→ **Given exercise**
Here are records with pictures in them. Copy all of them exactly and leave the pictures out.

(Records contained in a dataset)

------------------------------------------------------------

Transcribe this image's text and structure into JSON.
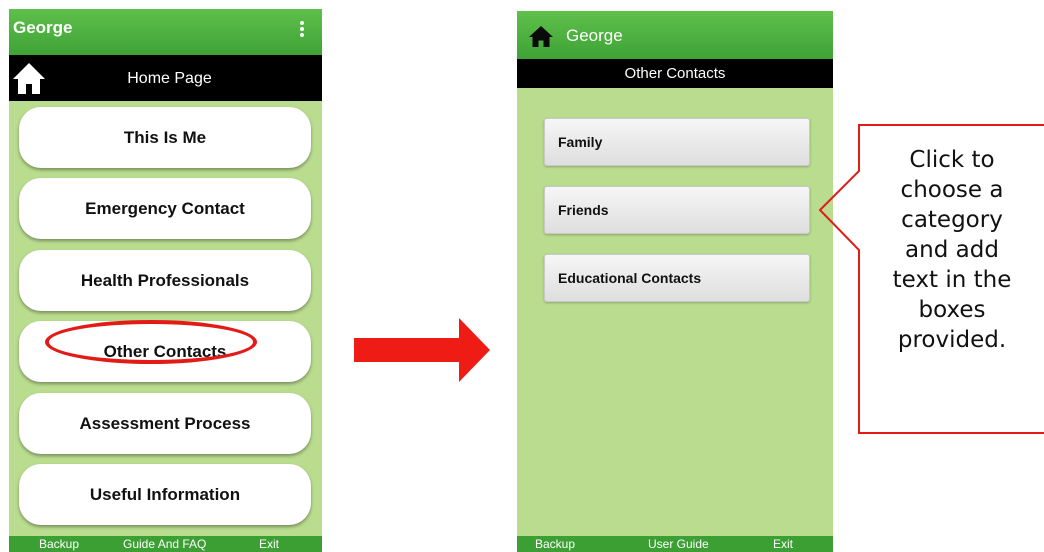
{
  "left_screen": {
    "app_title": "George",
    "page_title": "Home Page",
    "menu": [
      {
        "label": "This Is Me"
      },
      {
        "label": "Emergency Contact"
      },
      {
        "label": "Health Professionals"
      },
      {
        "label": "Other Contacts"
      },
      {
        "label": "Assessment Process"
      },
      {
        "label": "Useful Information"
      }
    ],
    "footer": {
      "backup": "Backup",
      "guide": "Guide And FAQ",
      "exit": "Exit"
    }
  },
  "right_screen": {
    "app_title": "George",
    "page_title": "Other Contacts",
    "categories": [
      {
        "label": "Family"
      },
      {
        "label": "Friends"
      },
      {
        "label": "Educational Contacts"
      }
    ],
    "footer": {
      "backup": "Backup",
      "guide": "User Guide",
      "exit": "Exit"
    }
  },
  "callout": {
    "lines": [
      "Click to",
      "choose a",
      "category",
      "and add",
      "text in the",
      "boxes",
      "provided."
    ]
  },
  "colors": {
    "app_green": "#3ea236",
    "screen_bg": "#b9dc8e",
    "highlight_red": "#e31b17"
  },
  "icons": {
    "home": "home-icon",
    "menu": "kebab-menu-icon",
    "arrow": "right-arrow-icon"
  }
}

------------------------------------------------------------

→ **Complete output**
Transcribe this image's text and structure into JSON.
{
  "left_screen": {
    "app_title": "George",
    "page_title": "Home Page",
    "menu": [
      {
        "label": "This Is Me"
      },
      {
        "label": "Emergency Contact"
      },
      {
        "label": "Health Professionals"
      },
      {
        "label": "Other Contacts"
      },
      {
        "label": "Assessment Process"
      },
      {
        "label": "Useful Information"
      }
    ],
    "footer": {
      "backup": "Backup",
      "guide": "Guide And FAQ",
      "exit": "Exit"
    }
  },
  "right_screen": {
    "app_title": "George",
    "page_title": "Other Contacts",
    "categories": [
      {
        "label": "Family"
      },
      {
        "label": "Friends"
      },
      {
        "label": "Educational Contacts"
      }
    ],
    "footer": {
      "backup": "Backup",
      "guide": "User Guide",
      "exit": "Exit"
    }
  },
  "callout": {
    "lines": [
      "Click to",
      "choose a",
      "category",
      "and add",
      "text in the",
      "boxes",
      "provided."
    ]
  },
  "colors": {
    "app_green": "#3ea236",
    "screen_bg": "#b9dc8e",
    "highlight_red": "#e31b17"
  },
  "icons": {
    "home": "home-icon",
    "menu": "kebab-menu-icon",
    "arrow": "right-arrow-icon"
  }
}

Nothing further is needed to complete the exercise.